**Problem description:** Quote the entries that follow exactly, leaving none out.

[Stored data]
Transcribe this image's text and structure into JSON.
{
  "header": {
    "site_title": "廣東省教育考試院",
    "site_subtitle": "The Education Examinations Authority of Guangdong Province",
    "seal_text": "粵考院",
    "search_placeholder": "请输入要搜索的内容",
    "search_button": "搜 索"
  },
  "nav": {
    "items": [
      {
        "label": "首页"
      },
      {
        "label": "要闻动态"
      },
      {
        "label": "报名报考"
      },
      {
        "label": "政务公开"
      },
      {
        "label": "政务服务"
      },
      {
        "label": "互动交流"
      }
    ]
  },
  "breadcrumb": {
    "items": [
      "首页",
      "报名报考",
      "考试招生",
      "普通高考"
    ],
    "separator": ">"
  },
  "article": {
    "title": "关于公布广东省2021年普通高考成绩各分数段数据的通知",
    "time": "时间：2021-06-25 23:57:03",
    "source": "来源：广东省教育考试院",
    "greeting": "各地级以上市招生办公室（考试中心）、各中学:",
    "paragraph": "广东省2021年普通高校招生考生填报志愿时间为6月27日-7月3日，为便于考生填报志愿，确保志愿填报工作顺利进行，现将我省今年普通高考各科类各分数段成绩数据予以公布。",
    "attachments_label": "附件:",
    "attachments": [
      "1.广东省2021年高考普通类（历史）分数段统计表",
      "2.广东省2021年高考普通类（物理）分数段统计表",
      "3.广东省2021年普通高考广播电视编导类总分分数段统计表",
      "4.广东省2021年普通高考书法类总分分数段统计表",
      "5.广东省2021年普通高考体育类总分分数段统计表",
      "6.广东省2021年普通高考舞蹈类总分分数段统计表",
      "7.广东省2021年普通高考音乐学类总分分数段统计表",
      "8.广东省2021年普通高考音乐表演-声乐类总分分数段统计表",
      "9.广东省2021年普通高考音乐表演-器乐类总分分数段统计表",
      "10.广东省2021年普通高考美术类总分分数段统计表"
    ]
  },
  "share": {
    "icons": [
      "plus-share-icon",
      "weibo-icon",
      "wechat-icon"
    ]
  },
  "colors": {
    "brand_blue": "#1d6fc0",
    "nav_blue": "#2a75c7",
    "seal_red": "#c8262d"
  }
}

**Response:**
Transcribe this image's text and structure into JSON.
{
  "header": {
    "site_title": "廣東省教育考試院",
    "site_subtitle": "The Education Examinations Authority of Guangdong Province",
    "seal_text": "粵考院",
    "search_placeholder": "请输入要搜索的内容",
    "search_button": "搜 索"
  },
  "nav": {
    "items": [
      {
        "label": "首页"
      },
      {
        "label": "要闻动态"
      },
      {
        "label": "报名报考"
      },
      {
        "label": "政务公开"
      },
      {
        "label": "政务服务"
      },
      {
        "label": "互动交流"
      }
    ]
  },
  "breadcrumb": {
    "items": [
      "首页",
      "报名报考",
      "考试招生",
      "普通高考"
    ],
    "separator": ">"
  },
  "article": {
    "title": "关于公布广东省2021年普通高考成绩各分数段数据的通知",
    "time": "时间：2021-06-25 23:57:03",
    "source": "来源：广东省教育考试院",
    "greeting": "各地级以上市招生办公室（考试中心）、各中学:",
    "paragraph": "广东省2021年普通高校招生考生填报志愿时间为6月27日-7月3日，为便于考生填报志愿，确保志愿填报工作顺利进行，现将我省今年普通高考各科类各分数段成绩数据予以公布。",
    "attachments_label": "附件:",
    "attachments": [
      "1.广东省2021年高考普通类（历史）分数段统计表",
      "2.广东省2021年高考普通类（物理）分数段统计表",
      "3.广东省2021年普通高考广播电视编导类总分分数段统计表",
      "4.广东省2021年普通高考书法类总分分数段统计表",
      "5.广东省2021年普通高考体育类总分分数段统计表",
      "6.广东省2021年普通高考舞蹈类总分分数段统计表",
      "7.广东省2021年普通高考音乐学类总分分数段统计表",
      "8.广东省2021年普通高考音乐表演-声乐类总分分数段统计表",
      "9.广东省2021年普通高考音乐表演-器乐类总分分数段统计表",
      "10.广东省2021年普通高考美术类总分分数段统计表"
    ]
  },
  "share": {
    "icons": [
      "plus-share-icon",
      "weibo-icon",
      "wechat-icon"
    ]
  },
  "colors": {
    "brand_blue": "#1d6fc0",
    "nav_blue": "#2a75c7",
    "seal_red": "#c8262d"
  }
}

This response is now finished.